AVAILABLE DATA:
((

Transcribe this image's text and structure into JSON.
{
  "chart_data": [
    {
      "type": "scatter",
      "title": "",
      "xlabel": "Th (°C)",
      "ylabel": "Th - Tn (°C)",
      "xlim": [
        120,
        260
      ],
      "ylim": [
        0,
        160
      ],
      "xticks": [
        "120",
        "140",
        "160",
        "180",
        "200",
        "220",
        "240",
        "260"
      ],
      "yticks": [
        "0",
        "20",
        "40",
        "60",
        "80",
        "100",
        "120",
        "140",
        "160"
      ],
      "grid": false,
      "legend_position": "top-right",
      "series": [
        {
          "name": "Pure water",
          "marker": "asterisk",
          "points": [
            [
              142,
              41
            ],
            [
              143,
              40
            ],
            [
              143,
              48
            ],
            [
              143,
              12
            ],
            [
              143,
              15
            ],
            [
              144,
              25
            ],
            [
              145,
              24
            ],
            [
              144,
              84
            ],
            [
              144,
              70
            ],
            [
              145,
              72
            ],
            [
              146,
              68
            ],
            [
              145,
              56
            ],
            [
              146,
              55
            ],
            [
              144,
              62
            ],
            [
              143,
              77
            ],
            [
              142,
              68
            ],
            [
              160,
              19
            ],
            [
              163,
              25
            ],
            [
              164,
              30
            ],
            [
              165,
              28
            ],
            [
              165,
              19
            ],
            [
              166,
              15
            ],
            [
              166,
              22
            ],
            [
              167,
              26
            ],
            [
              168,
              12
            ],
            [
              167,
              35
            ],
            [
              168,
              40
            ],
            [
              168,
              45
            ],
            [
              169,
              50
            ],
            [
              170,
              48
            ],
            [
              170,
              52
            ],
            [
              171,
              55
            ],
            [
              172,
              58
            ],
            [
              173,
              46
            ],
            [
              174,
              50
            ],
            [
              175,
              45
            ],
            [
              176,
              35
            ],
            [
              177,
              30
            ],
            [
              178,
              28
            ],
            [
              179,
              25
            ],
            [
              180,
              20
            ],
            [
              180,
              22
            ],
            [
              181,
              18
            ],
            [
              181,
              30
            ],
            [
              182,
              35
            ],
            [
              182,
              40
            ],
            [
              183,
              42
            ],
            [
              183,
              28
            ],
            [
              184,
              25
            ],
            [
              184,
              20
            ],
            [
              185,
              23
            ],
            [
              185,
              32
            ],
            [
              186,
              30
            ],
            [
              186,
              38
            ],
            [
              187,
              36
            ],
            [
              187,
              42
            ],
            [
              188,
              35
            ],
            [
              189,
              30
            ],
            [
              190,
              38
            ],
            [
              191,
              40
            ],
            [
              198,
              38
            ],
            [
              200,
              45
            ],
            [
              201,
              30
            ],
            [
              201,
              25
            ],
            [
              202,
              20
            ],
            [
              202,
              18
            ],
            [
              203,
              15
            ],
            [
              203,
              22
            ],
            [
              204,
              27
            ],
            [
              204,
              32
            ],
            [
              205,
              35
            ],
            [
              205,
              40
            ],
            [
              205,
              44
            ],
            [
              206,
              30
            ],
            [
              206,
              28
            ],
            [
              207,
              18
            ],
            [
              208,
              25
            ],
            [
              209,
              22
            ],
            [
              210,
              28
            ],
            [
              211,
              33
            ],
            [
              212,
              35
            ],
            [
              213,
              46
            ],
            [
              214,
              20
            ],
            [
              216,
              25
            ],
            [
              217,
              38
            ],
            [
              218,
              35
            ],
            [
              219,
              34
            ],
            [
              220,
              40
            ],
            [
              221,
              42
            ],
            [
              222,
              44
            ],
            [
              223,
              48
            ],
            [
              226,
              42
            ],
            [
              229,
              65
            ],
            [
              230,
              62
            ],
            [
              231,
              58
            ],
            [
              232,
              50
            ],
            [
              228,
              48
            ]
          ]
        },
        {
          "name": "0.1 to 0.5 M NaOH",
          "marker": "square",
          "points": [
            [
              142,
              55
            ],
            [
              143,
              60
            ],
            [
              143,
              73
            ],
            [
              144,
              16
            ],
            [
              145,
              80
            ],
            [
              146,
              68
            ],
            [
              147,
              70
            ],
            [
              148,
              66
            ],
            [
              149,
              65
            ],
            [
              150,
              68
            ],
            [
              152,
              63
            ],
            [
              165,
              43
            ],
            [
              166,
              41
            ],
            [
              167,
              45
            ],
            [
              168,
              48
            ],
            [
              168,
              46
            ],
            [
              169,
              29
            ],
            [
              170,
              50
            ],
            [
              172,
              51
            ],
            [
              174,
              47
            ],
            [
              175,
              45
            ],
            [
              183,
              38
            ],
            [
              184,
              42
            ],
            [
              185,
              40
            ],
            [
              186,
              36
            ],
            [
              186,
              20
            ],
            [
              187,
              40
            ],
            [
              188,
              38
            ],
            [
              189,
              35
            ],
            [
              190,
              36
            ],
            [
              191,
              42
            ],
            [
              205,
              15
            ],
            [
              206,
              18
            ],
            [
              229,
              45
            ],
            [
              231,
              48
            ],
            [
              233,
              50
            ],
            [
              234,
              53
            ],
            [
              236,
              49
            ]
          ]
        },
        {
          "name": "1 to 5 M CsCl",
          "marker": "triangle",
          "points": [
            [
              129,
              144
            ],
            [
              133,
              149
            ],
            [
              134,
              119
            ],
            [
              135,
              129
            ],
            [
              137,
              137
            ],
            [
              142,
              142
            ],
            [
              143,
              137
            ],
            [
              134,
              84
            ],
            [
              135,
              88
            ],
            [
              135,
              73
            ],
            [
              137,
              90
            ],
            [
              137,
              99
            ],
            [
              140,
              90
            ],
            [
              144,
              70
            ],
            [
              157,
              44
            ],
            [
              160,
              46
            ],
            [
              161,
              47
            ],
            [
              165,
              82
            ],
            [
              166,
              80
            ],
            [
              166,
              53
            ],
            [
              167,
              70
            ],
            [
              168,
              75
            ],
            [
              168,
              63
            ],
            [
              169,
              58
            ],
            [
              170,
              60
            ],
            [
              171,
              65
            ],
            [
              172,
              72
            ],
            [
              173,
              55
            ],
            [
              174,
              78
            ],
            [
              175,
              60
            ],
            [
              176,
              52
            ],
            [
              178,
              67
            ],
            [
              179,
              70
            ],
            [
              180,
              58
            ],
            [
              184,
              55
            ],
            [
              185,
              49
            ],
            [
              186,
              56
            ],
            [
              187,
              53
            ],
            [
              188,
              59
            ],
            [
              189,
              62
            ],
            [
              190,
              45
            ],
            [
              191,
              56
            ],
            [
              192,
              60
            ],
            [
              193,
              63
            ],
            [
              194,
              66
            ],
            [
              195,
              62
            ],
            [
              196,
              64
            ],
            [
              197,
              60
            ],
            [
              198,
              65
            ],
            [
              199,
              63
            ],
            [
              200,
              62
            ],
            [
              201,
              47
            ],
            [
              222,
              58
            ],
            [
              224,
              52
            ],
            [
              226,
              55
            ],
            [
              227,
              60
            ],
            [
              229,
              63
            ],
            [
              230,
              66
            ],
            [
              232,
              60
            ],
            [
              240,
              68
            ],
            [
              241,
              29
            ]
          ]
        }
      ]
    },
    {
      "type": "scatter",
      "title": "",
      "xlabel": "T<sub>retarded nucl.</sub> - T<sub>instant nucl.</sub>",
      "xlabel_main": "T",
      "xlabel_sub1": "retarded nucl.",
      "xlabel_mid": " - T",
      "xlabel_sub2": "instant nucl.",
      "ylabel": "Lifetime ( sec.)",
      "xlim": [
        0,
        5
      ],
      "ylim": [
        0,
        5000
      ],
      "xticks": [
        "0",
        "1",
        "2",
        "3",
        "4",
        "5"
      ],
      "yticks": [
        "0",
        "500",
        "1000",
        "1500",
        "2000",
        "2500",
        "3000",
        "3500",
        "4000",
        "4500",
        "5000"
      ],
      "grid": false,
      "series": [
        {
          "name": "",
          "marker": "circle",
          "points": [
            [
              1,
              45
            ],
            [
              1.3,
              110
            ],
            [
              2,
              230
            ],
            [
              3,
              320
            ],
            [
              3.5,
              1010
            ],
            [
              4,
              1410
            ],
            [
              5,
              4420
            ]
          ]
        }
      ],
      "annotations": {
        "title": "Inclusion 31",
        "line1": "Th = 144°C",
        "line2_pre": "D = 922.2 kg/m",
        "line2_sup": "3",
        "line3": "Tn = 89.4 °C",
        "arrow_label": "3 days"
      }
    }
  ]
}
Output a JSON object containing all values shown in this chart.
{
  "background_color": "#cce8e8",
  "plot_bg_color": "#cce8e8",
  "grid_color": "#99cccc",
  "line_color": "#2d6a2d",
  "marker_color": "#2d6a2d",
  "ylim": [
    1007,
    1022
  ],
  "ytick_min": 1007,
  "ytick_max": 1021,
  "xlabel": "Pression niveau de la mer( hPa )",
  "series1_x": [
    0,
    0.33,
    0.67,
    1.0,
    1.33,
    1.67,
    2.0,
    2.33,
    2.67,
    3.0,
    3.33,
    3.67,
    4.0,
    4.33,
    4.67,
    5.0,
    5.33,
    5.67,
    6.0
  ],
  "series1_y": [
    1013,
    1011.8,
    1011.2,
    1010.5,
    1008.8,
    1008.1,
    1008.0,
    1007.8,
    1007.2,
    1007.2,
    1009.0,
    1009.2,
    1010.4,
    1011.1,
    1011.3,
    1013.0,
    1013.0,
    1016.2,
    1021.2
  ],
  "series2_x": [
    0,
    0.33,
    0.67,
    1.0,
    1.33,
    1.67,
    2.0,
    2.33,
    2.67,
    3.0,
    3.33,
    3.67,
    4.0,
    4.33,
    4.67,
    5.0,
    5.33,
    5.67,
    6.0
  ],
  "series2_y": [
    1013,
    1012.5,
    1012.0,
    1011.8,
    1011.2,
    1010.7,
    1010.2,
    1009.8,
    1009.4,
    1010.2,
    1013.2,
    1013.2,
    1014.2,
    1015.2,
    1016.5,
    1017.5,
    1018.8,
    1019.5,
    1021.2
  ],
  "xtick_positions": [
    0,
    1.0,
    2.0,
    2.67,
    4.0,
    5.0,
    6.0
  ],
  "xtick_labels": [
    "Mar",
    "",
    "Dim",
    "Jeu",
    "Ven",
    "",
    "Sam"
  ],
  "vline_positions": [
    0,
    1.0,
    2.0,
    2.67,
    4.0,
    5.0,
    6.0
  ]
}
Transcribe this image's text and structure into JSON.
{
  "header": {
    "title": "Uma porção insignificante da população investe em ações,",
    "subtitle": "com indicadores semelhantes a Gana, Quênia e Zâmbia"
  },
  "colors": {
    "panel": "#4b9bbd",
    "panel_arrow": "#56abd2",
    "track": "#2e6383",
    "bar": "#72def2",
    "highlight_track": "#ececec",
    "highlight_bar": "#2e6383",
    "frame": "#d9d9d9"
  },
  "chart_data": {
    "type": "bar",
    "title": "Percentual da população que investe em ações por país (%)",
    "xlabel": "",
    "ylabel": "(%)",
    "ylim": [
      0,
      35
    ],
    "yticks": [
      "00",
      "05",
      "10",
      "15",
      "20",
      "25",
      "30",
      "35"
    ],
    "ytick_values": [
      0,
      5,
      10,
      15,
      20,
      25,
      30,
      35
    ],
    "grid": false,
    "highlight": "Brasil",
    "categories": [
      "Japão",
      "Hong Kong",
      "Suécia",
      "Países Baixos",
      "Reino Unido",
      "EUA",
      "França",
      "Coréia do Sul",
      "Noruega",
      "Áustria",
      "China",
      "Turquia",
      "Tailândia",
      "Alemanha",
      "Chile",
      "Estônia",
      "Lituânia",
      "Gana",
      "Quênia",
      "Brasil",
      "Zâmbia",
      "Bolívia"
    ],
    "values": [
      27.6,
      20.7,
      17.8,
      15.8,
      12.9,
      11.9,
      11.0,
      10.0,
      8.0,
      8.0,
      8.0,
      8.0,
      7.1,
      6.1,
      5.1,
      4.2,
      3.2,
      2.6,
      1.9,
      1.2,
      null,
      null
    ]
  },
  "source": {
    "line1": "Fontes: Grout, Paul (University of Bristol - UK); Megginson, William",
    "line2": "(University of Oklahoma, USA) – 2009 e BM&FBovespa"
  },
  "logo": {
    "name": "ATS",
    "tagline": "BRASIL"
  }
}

))

TASK DETAILS: Only a number is wanted: how many lines of the material above hold "nucl"?

EXERCISE RESPONSE: 3